_EXERCISE INSTRUCTIONS_
Copy out each line of the material below that holds the string "TOTVS".

_RECORDS PROVIDED_
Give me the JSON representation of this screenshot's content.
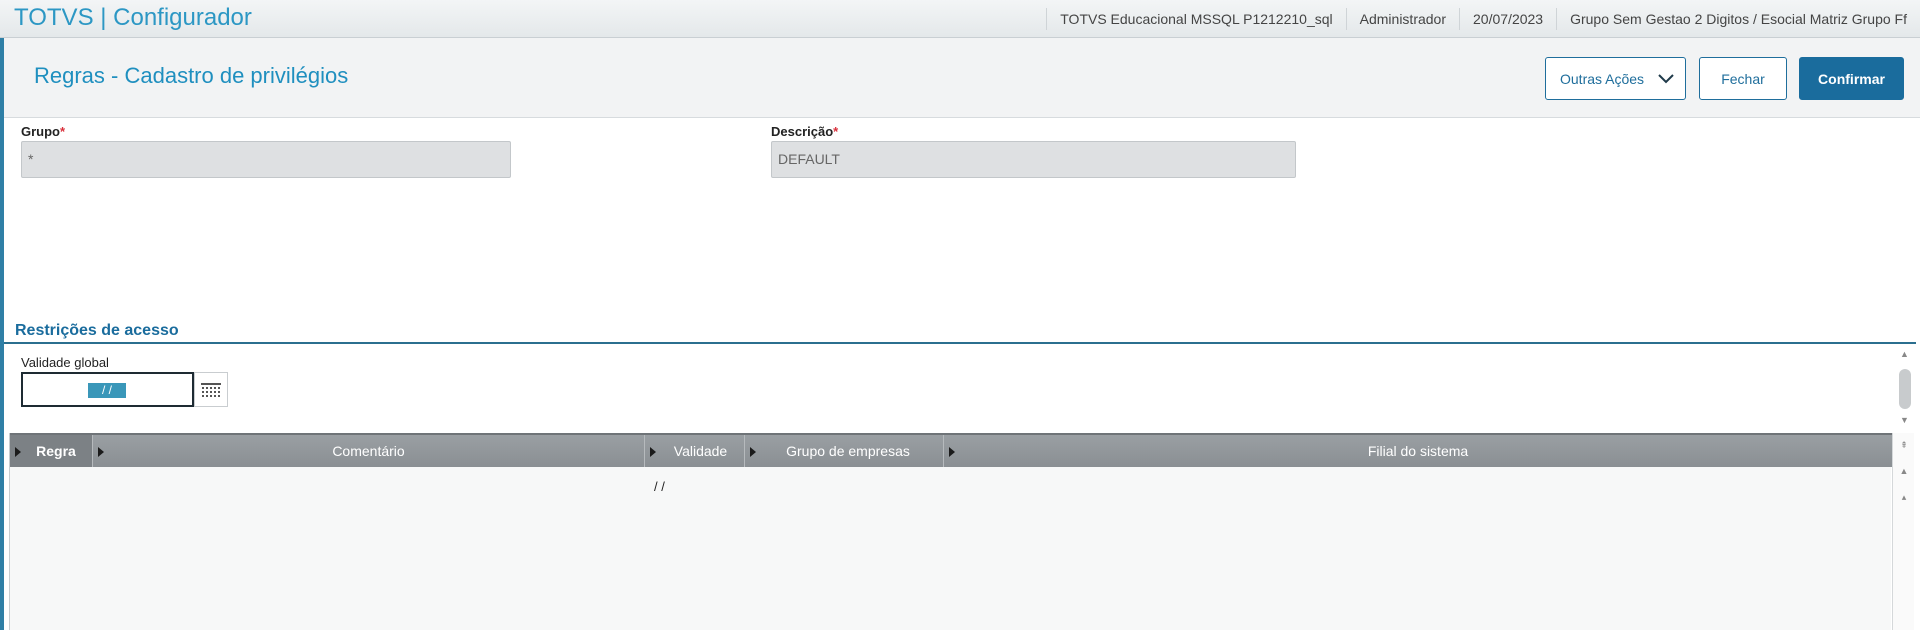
{
  "topbar": {
    "app_title": "TOTVS | Configurador",
    "environment": "TOTVS Educacional MSSQL P1212210_sql",
    "user": "Administrador",
    "date": "20/07/2023",
    "company": "Grupo Sem Gestao 2 Digitos / Esocial Matriz Grupo Ff"
  },
  "header": {
    "title": "Regras - Cadastro de privilégios",
    "more_actions_label": "Outras Ações",
    "close_label": "Fechar",
    "confirm_label": "Confirmar"
  },
  "form": {
    "grupo_label": "Grupo",
    "grupo_value": "*",
    "descricao_label": "Descrição",
    "descricao_value": "DEFAULT",
    "required_mark": "*"
  },
  "section": {
    "title": "Restrições de acesso",
    "validade_global_label": "Validade global",
    "validade_global_value": "/ /"
  },
  "grid": {
    "columns": [
      "Regra",
      "Comentário",
      "Validade",
      "Grupo de empresas",
      "Filial do sistema"
    ],
    "rows": [
      {
        "regra": "",
        "comentario": "",
        "validade": "/ /",
        "grupo_empresas": "",
        "filial": ""
      }
    ]
  },
  "colors": {
    "brand": "#2c97c4",
    "primary_button": "#1a6c9d",
    "header_grid": "#8a8f93"
  }
}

_SOLUTION FOR THIS PROBLEM_
    "app_title": "TOTVS | Configurador",
    "environment": "TOTVS Educacional MSSQL P1212210_sql",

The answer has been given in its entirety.